» **What is needed**
Decide whether each statement below agrees with the article on the attacks on United Nations vehicles in Abidjan, answering yes or no and quoting the deciding words of the article. (a) All five United Nations vehicles were burned. (b) Ban Ki-moon described the attacks as crimes under international law. (c) The patient inside the ambulance was injured in the head.

» **Given passage**
%%

ABIDJAN, Ivory Coast — Mobs loyal to Laurent Gbagbo, the president who refuses to give up power after losing an election, burned and stoned five United Nations vehicles on Thursday, including an ambulance, a United Nations spokesman said.
The attacks appeared to represent an escalation of Mr. Gbagbo’s campaign against the presence of nearly 10,000 United Nations troops here, assigned among other duties to protect the government of the man who defeated the incumbent in last November’s presidential election, Alassane Ouattara.
Mr. Gbagbo has demanded that the United Nations troops leave the country, the patrols have been fired on by men in uniform, and the state television station nightly broadcasts vitriolic attacks, asserting that the foreign troops are in league with rebel forces that control the northern half of the country.
The latest attacks occurred at improvised checkpoints manned by local youths who support Mr. Gbagbo, but the United Nations spokesman here said that some in the mob included men wearing the uniforms of government security forces. Two of the vehicles were burned, and three others were damaged, said the spokesman, Kenneth Blackman.
The crowd stoned the ambulance, injuring the head of the patient inside, he said.
Late Tuesday, a United Nations patrol was shot at in the Abobo neighborhood of Abidjan from both sides of the road — “ambushed,” Mr. Blackman said — during a Gbagbo security forces assault on the pro-Ouattara neighborhood. Some police officers were also killed in the assault.
“The attack on the ambulance is a bit shocking,” Mr. Blackman said. “Even where there is a war, no one targets ambulances. It goes against the principles of basic decency.”
In New York, the United Nations secretary general, Ban Ki-moon, strongly condemned the latest attacks, saying they were “crimes under international law.”

%%

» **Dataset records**

%%

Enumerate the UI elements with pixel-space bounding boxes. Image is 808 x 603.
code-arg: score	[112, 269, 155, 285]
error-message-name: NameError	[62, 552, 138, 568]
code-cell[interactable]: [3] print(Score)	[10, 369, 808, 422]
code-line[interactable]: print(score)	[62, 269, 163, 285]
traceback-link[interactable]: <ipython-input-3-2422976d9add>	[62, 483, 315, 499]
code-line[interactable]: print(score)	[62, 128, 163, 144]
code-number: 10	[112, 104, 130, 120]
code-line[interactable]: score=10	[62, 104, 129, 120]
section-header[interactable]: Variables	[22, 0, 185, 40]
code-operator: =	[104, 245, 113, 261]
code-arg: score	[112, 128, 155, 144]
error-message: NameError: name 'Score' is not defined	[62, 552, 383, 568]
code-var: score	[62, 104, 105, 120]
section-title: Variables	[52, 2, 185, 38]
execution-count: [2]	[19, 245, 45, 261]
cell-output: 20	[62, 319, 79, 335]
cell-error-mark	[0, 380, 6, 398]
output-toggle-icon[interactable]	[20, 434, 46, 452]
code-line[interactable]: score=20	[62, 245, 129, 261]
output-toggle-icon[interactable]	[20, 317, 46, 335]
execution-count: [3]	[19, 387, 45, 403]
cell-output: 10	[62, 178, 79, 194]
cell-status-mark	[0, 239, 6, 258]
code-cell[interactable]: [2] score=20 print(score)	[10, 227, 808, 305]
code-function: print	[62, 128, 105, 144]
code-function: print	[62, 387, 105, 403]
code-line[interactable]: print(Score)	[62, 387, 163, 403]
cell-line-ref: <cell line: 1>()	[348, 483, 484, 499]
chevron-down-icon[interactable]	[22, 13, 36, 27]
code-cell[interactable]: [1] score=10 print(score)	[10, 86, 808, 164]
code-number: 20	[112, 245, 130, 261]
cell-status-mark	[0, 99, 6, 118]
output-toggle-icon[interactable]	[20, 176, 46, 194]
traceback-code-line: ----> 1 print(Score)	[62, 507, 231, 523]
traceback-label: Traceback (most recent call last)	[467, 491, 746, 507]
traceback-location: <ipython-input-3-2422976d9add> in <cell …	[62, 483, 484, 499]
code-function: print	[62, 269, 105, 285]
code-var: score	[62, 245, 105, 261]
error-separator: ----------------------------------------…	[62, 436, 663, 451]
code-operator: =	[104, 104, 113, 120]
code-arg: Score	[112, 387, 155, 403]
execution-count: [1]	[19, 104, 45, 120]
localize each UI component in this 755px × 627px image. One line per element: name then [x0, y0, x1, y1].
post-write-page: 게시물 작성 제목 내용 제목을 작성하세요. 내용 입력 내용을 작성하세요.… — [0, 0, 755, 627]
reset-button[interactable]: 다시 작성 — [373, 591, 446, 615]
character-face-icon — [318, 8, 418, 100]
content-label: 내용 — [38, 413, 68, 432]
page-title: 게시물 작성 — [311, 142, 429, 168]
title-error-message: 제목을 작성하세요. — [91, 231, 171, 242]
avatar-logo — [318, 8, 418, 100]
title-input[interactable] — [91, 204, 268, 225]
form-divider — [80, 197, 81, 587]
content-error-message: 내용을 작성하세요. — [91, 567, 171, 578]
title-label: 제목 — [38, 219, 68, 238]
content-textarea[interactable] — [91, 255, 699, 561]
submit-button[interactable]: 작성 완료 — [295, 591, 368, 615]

%%

» **Finished task**
(a) No: "Two of the vehicles were burned, and three others were damaged"
(b) Yes: "saying they were “crimes under international law.”"
(c) Yes: "The crowd stoned the ambulance, injuring the head of the patient inside"